**Passage**
_ _ _ _ _
This is part of a series titled WOW, or Women Owned Wednesdays. Read more about the series and my goal to genuinely support other women in my personal and professional relationships.
Hailee Bland Walsh
The space that Hailee creates in her heart for all humans is reflected in the gym she created: City Gym is a place for all people to belong. She says, “As a trainer, I am one part best friend, one part sensei, one part street fighter, and final part cheerleader.” I believe this is the way she conducts all of her important relationships. She will come alongside you; challenge you, encourage you, then encourage you to challenge yourself; and fight for you, being the loudest one cheering you on.
Hailee was the first person I wanted to have a conversation with in regards to the current state of injustice in our world. She openly invites people to ask questions and is generous and willing to provide answers and point us in the right directions.
First, I want to thank you for being you. I am so fortunate to call you friend--you truly are one of the most supportive people that I know, not to mention, one of the strongest. Your strength, in my opinion, stems from your vulnerability. Have both (strength and vulnerability) always come easy for you?
The short answer is no. Growing up knowing I was a gay kid in a world that told me that I wasn't going to be accepted make me feel like I wasn't lovable. I developed my strength as a way to protect my heart. That foundational experience developed my sense of empathy for others. I can relate to what it feels like to feel unsafe.
_ _ _ _ _
[Data for predicting bounding boxes]

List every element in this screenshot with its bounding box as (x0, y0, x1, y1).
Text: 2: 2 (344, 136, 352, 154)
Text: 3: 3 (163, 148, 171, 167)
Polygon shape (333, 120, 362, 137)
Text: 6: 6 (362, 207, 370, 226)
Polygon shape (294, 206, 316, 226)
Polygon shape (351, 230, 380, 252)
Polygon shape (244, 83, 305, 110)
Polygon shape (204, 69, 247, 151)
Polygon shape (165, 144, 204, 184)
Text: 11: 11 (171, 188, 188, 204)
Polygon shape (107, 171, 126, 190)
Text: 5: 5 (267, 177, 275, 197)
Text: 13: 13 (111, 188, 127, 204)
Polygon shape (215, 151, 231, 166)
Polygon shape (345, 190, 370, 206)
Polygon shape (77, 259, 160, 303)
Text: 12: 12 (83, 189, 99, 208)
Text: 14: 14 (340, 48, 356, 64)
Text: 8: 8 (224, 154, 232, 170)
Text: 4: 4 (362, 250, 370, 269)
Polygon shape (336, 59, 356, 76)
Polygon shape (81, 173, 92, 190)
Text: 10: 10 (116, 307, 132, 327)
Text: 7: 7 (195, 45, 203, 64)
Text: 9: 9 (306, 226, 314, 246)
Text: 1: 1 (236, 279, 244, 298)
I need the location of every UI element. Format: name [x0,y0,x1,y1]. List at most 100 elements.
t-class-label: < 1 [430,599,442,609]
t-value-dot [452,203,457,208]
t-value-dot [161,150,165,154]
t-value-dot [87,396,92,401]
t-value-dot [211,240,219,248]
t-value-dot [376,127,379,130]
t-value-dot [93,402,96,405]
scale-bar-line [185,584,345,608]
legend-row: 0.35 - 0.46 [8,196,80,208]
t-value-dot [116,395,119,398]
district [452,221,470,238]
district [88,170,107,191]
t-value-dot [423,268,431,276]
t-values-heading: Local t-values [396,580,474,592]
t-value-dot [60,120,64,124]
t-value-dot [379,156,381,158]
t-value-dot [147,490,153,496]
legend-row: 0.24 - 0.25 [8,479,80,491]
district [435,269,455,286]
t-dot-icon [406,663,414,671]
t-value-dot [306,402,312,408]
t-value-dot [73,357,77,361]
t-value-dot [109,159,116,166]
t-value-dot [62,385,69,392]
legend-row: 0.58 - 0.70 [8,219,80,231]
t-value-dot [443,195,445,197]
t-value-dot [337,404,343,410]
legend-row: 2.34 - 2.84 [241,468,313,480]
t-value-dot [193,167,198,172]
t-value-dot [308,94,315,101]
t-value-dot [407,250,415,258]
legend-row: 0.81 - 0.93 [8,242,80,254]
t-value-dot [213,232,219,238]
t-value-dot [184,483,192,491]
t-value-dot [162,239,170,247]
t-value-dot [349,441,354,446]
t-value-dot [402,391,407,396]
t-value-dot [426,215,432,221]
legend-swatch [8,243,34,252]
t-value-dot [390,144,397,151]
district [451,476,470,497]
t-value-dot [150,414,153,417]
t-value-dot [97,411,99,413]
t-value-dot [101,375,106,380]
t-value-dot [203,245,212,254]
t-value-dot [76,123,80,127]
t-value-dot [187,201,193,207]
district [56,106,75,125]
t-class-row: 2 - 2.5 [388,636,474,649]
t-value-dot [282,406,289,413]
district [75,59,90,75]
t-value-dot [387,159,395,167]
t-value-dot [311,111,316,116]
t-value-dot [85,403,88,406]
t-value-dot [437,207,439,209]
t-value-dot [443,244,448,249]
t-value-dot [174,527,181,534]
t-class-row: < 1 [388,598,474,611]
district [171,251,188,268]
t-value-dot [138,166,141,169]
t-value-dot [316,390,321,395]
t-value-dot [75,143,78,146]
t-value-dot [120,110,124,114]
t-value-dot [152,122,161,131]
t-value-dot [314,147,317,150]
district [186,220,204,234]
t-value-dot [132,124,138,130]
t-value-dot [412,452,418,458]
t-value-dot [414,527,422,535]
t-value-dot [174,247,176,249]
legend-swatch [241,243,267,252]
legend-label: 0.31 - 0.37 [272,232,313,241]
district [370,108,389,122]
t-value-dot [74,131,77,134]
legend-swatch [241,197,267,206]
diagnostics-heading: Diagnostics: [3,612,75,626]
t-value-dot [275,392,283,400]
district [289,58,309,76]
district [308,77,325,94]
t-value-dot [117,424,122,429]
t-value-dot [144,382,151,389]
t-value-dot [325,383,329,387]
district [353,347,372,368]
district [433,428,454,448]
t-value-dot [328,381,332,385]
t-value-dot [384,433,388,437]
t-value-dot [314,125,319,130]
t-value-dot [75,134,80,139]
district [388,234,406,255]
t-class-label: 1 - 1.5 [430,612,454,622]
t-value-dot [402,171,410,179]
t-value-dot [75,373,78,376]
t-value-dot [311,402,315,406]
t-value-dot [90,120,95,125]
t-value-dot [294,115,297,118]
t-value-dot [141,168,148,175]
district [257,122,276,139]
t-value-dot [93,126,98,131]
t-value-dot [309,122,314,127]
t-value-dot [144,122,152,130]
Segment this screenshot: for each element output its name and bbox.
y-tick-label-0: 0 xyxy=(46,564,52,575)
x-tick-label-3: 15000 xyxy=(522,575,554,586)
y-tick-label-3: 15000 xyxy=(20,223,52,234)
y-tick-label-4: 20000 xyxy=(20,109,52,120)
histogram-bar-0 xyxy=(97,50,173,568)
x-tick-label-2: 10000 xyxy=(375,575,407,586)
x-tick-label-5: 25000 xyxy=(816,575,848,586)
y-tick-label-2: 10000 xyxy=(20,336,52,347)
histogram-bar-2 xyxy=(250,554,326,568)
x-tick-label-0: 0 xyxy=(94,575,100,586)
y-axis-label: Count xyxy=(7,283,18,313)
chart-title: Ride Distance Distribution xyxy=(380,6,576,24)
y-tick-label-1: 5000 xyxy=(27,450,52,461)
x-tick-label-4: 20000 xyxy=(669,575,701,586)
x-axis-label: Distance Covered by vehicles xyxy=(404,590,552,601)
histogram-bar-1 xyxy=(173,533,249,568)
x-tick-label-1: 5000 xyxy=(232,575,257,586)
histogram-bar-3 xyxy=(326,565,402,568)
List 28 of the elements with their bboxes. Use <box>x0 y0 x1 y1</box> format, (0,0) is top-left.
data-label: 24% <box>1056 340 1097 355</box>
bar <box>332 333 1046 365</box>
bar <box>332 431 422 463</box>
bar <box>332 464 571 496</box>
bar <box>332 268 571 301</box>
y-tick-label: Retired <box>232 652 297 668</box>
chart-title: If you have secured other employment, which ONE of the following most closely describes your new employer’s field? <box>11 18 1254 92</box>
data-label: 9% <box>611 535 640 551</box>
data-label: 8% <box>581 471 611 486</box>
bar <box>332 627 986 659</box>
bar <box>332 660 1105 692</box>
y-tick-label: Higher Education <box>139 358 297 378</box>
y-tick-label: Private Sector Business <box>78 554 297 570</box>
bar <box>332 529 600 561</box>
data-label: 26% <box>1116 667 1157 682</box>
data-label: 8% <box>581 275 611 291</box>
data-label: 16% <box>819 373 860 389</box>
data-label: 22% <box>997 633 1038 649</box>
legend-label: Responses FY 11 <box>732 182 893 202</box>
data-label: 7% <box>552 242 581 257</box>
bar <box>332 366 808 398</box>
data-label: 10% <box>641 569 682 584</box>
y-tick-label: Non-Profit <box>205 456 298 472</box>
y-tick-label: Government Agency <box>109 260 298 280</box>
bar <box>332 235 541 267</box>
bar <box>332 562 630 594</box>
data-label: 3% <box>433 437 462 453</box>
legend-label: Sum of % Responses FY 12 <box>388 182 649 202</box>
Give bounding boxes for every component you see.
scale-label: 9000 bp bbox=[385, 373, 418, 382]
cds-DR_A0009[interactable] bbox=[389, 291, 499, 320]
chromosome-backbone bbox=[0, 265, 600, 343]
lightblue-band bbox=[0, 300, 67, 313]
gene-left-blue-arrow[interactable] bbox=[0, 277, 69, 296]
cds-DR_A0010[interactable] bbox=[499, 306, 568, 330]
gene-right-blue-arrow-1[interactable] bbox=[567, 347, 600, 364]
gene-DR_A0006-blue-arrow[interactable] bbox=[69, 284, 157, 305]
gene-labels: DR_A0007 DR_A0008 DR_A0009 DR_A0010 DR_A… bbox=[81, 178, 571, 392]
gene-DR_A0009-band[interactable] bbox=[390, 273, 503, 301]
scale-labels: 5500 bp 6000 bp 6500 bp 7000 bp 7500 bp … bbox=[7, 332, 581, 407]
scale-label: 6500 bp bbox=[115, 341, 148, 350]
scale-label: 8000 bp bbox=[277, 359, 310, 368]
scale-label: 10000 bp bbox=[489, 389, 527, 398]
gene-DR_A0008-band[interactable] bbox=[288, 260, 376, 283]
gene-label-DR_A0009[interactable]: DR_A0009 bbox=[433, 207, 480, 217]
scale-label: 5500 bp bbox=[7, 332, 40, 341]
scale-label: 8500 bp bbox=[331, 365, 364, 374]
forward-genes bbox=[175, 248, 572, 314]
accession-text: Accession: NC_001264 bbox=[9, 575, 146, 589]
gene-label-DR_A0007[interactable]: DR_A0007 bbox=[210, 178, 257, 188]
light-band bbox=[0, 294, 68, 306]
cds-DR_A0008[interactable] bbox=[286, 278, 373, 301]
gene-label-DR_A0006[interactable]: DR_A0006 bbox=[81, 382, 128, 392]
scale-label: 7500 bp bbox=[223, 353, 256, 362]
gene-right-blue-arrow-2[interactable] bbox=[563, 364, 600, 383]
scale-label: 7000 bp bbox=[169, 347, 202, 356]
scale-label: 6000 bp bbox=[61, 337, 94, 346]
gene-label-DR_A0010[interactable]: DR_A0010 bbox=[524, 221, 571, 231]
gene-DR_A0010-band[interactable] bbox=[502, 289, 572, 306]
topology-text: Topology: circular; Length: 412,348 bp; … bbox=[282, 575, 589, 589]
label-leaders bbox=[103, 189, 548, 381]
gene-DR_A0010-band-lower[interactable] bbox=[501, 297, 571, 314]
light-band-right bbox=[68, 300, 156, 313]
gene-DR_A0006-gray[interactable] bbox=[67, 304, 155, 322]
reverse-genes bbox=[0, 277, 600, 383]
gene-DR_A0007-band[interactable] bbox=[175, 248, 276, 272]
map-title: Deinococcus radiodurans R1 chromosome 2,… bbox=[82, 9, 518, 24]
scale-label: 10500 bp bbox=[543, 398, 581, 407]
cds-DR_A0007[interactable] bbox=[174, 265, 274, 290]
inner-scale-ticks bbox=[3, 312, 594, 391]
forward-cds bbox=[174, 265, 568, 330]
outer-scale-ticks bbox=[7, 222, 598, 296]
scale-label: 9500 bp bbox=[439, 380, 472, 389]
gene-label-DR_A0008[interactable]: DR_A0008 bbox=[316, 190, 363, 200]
_ _ _ _ _
Summarize the profile of Hailee Bland Walsh in two sentences.

Hailee Bland Walsh, featured in the Women Owned Wednesdays series, created City Gym as a place for all people to belong and describes herself as a trainer who is part best friend, part sensei, part street fighter, and part cheerleader. Asked whether strength and vulnerability always came easily to her, she says no: growing up as a gay kid made her feel unlovable, so she developed strength to protect her heart, and that experience shaped her empathy for others.